| What needs to be done |
What follows is a listing to be transcribed exactly.

══════════════════════════════

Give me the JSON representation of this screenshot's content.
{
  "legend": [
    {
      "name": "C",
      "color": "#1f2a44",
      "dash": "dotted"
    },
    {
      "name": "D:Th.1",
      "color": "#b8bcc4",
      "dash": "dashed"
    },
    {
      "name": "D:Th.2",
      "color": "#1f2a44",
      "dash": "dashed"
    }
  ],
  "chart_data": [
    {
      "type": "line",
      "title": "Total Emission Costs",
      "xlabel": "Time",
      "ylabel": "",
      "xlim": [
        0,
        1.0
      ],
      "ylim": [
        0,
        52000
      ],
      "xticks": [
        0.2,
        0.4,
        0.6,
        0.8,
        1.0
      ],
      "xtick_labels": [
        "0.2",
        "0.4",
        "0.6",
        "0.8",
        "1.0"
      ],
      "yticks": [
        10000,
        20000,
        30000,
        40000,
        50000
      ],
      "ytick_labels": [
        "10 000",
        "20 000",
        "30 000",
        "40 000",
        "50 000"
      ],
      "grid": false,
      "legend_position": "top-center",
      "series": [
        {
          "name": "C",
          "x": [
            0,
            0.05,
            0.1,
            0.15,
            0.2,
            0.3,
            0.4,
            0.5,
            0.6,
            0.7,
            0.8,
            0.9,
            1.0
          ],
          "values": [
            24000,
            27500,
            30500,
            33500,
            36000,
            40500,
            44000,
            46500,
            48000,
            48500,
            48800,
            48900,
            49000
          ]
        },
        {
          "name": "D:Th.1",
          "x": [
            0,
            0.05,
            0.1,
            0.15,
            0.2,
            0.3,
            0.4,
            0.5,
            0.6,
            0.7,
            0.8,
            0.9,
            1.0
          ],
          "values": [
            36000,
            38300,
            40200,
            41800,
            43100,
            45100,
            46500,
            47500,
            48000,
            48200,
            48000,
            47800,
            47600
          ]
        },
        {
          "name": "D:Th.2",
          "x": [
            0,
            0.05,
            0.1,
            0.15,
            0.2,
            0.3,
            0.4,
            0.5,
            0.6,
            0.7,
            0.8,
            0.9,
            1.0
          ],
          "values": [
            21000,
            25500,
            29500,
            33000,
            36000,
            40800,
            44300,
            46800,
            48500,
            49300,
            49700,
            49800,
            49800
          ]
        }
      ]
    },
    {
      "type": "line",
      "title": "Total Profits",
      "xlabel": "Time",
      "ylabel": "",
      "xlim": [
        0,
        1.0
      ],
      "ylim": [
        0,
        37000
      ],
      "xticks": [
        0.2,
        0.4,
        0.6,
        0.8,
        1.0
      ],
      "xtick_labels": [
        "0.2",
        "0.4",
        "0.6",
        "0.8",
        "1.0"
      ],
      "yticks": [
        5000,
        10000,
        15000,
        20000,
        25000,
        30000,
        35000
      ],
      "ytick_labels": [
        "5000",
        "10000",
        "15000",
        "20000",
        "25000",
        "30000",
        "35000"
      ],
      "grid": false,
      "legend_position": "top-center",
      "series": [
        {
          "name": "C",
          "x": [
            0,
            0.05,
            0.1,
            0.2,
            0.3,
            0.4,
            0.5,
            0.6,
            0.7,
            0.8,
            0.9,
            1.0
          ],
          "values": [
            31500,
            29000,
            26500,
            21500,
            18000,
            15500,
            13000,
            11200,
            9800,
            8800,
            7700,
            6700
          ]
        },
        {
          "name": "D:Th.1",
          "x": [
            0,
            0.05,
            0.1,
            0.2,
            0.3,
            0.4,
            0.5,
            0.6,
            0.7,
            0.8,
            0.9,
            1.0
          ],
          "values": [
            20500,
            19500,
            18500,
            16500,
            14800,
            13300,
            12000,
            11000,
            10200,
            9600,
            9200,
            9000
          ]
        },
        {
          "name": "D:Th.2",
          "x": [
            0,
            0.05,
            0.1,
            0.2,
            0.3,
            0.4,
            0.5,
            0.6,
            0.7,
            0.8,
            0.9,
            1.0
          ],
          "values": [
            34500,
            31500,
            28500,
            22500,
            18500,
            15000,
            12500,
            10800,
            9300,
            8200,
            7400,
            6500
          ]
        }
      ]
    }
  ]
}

══════════════════════════════

| Solution to the problem |
Give me the JSON representation of this screenshot's content.
{
  "legend": [
    {
      "name": "C",
      "color": "#1f2a44",
      "dash": "dotted"
    },
    {
      "name": "D:Th.1",
      "color": "#b8bcc4",
      "dash": "dashed"
    },
    {
      "name": "D:Th.2",
      "color": "#1f2a44",
      "dash": "dashed"
    }
  ],
  "chart_data": [
    {
      "type": "line",
      "title": "Total Emission Costs",
      "xlabel": "Time",
      "ylabel": "",
      "xlim": [
        0,
        1.0
      ],
      "ylim": [
        0,
        52000
      ],
      "xticks": [
        0.2,
        0.4,
        0.6,
        0.8,
        1.0
      ],
      "xtick_labels": [
        "0.2",
        "0.4",
        "0.6",
        "0.8",
        "1.0"
      ],
      "yticks": [
        10000,
        20000,
        30000,
        40000,
        50000
      ],
      "ytick_labels": [
        "10 000",
        "20 000",
        "30 000",
        "40 000",
        "50 000"
      ],
      "grid": false,
      "legend_position": "top-center",
      "series": [
        {
          "name": "C",
          "x": [
            0,
            0.05,
            0.1,
            0.15,
            0.2,
            0.3,
            0.4,
            0.5,
            0.6,
            0.7,
            0.8,
            0.9,
            1.0
          ],
          "values": [
            24000,
            27500,
            30500,
            33500,
            36000,
            40500,
            44000,
            46500,
            48000,
            48500,
            48800,
            48900,
            49000
          ]
        },
        {
          "name": "D:Th.1",
          "x": [
            0,
            0.05,
            0.1,
            0.15,
            0.2,
            0.3,
            0.4,
            0.5,
            0.6,
            0.7,
            0.8,
            0.9,
            1.0
          ],
          "values": [
            36000,
            38300,
            40200,
            41800,
            43100,
            45100,
            46500,
            47500,
            48000,
            48200,
            48000,
            47800,
            47600
          ]
        },
        {
          "name": "D:Th.2",
          "x": [
            0,
            0.05,
            0.1,
            0.15,
            0.2,
            0.3,
            0.4,
            0.5,
            0.6,
            0.7,
            0.8,
            0.9,
            1.0
          ],
          "values": [
            21000,
            25500,
            29500,
            33000,
            36000,
            40800,
            44300,
            46800,
            48500,
            49300,
            49700,
            49800,
            49800
          ]
        }
      ]
    },
    {
      "type": "line",
      "title": "Total Profits",
      "xlabel": "Time",
      "ylabel": "",
      "xlim": [
        0,
        1.0
      ],
      "ylim": [
        0,
        37000
      ],
      "xticks": [
        0.2,
        0.4,
        0.6,
        0.8,
        1.0
      ],
      "xtick_labels": [
        "0.2",
        "0.4",
        "0.6",
        "0.8",
        "1.0"
      ],
      "yticks": [
        5000,
        10000,
        15000,
        20000,
        25000,
        30000,
        35000
      ],
      "ytick_labels": [
        "5000",
        "10000",
        "15000",
        "20000",
        "25000",
        "30000",
        "35000"
      ],
      "grid": false,
      "legend_position": "top-center",
      "series": [
        {
          "name": "C",
          "x": [
            0,
            0.05,
            0.1,
            0.2,
            0.3,
            0.4,
            0.5,
            0.6,
            0.7,
            0.8,
            0.9,
            1.0
          ],
          "values": [
            31500,
            29000,
            26500,
            21500,
            18000,
            15500,
            13000,
            11200,
            9800,
            8800,
            7700,
            6700
          ]
        },
        {
          "name": "D:Th.1",
          "x": [
            0,
            0.05,
            0.1,
            0.2,
            0.3,
            0.4,
            0.5,
            0.6,
            0.7,
            0.8,
            0.9,
            1.0
          ],
          "values": [
            20500,
            19500,
            18500,
            16500,
            14800,
            13300,
            12000,
            11000,
            10200,
            9600,
            9200,
            9000
          ]
        },
        {
          "name": "D:Th.2",
          "x": [
            0,
            0.05,
            0.1,
            0.2,
            0.3,
            0.4,
            0.5,
            0.6,
            0.7,
            0.8,
            0.9,
            1.0
          ],
          "values": [
            34500,
            31500,
            28500,
            22500,
            18500,
            15000,
            12500,
            10800,
            9300,
            8200,
            7400,
            6500
          ]
        }
      ]
    }
  ]
}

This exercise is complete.